### Task goal
Give the data a second time, exactly and in full.

### Records for this task
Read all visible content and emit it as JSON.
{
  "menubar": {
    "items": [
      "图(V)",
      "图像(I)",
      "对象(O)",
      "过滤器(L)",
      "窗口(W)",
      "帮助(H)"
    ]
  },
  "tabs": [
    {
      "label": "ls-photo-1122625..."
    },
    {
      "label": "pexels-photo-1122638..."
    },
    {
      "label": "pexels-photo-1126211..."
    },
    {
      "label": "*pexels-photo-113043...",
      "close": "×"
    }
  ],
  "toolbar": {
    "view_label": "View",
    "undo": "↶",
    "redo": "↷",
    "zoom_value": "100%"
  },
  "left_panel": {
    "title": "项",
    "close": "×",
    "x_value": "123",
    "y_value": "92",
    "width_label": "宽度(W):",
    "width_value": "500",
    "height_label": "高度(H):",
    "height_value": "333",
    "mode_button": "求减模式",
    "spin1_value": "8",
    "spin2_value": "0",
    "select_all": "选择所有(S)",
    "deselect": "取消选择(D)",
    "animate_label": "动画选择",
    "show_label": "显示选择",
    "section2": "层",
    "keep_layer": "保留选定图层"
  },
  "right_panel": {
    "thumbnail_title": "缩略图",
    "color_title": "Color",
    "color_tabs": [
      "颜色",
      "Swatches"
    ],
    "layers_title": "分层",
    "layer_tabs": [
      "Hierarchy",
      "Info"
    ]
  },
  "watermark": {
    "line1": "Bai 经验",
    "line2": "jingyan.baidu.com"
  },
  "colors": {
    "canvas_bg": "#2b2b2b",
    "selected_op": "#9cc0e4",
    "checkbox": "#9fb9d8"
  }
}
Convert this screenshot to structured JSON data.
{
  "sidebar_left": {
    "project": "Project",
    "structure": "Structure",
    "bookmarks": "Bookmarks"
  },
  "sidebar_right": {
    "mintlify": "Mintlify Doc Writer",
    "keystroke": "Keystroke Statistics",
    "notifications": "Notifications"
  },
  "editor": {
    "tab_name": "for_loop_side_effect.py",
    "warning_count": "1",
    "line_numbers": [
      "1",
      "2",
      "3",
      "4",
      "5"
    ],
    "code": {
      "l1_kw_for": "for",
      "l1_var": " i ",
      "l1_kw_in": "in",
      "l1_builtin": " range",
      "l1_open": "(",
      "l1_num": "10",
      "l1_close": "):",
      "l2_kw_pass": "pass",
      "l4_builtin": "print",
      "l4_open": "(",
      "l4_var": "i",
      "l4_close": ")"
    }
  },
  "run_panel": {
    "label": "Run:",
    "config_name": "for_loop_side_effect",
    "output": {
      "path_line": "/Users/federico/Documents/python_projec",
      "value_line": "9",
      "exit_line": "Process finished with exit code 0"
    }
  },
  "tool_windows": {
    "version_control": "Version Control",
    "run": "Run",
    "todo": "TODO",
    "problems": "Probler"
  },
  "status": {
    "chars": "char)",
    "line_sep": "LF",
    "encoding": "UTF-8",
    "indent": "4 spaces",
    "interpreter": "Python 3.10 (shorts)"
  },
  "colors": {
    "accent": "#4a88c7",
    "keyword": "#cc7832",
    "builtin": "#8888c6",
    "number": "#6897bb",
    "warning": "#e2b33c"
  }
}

### Result below
Read all visible content and emit it as JSON.
{
  "menubar": {
    "items": [
      "图(V)",
      "图像(I)",
      "对象(O)",
      "过滤器(L)",
      "窗口(W)",
      "帮助(H)"
    ]
  },
  "tabs": [
    {
      "label": "ls-photo-1122625..."
    },
    {
      "label": "pexels-photo-1122638..."
    },
    {
      "label": "pexels-photo-1126211..."
    },
    {
      "label": "*pexels-photo-113043...",
      "close": "×"
    }
  ],
  "toolbar": {
    "view_label": "View",
    "undo": "↶",
    "redo": "↷",
    "zoom_value": "100%"
  },
  "left_panel": {
    "title": "项",
    "close": "×",
    "x_value": "123",
    "y_value": "92",
    "width_label": "宽度(W):",
    "width_value": "500",
    "height_label": "高度(H):",
    "height_value": "333",
    "mode_button": "求减模式",
    "spin1_value": "8",
    "spin2_value": "0",
    "select_all": "选择所有(S)",
    "deselect": "取消选择(D)",
    "animate_label": "动画选择",
    "show_label": "显示选择",
    "section2": "层",
    "keep_layer": "保留选定图层"
  },
  "right_panel": {
    "thumbnail_title": "缩略图",
    "color_title": "Color",
    "color_tabs": [
      "颜色",
      "Swatches"
    ],
    "layers_title": "分层",
    "layer_tabs": [
      "Hierarchy",
      "Info"
    ]
  },
  "watermark": {
    "line1": "Bai 经验",
    "line2": "jingyan.baidu.com"
  },
  "colors": {
    "canvas_bg": "#2b2b2b",
    "selected_op": "#9cc0e4",
    "checkbox": "#9fb9d8"
  }
}
Convert this screenshot to structured JSON data.
{
  "sidebar_left": {
    "project": "Project",
    "structure": "Structure",
    "bookmarks": "Bookmarks"
  },
  "sidebar_right": {
    "mintlify": "Mintlify Doc Writer",
    "keystroke": "Keystroke Statistics",
    "notifications": "Notifications"
  },
  "editor": {
    "tab_name": "for_loop_side_effect.py",
    "warning_count": "1",
    "line_numbers": [
      "1",
      "2",
      "3",
      "4",
      "5"
    ],
    "code": {
      "l1_kw_for": "for",
      "l1_var": " i ",
      "l1_kw_in": "in",
      "l1_builtin": " range",
      "l1_open": "(",
      "l1_num": "10",
      "l1_close": "):",
      "l2_kw_pass": "pass",
      "l4_builtin": "print",
      "l4_open": "(",
      "l4_var": "i",
      "l4_close": ")"
    }
  },
  "run_panel": {
    "label": "Run:",
    "config_name": "for_loop_side_effect",
    "output": {
      "path_line": "/Users/federico/Documents/python_projec",
      "value_line": "9",
      "exit_line": "Process finished with exit code 0"
    }
  },
  "tool_windows": {
    "version_control": "Version Control",
    "run": "Run",
    "todo": "TODO",
    "problems": "Probler"
  },
  "status": {
    "chars": "char)",
    "line_sep": "LF",
    "encoding": "UTF-8",
    "indent": "4 spaces",
    "interpreter": "Python 3.10 (shorts)"
  },
  "colors": {
    "accent": "#4a88c7",
    "keyword": "#cc7832",
    "builtin": "#8888c6",
    "number": "#6897bb",
    "warning": "#e2b33c"
  }
}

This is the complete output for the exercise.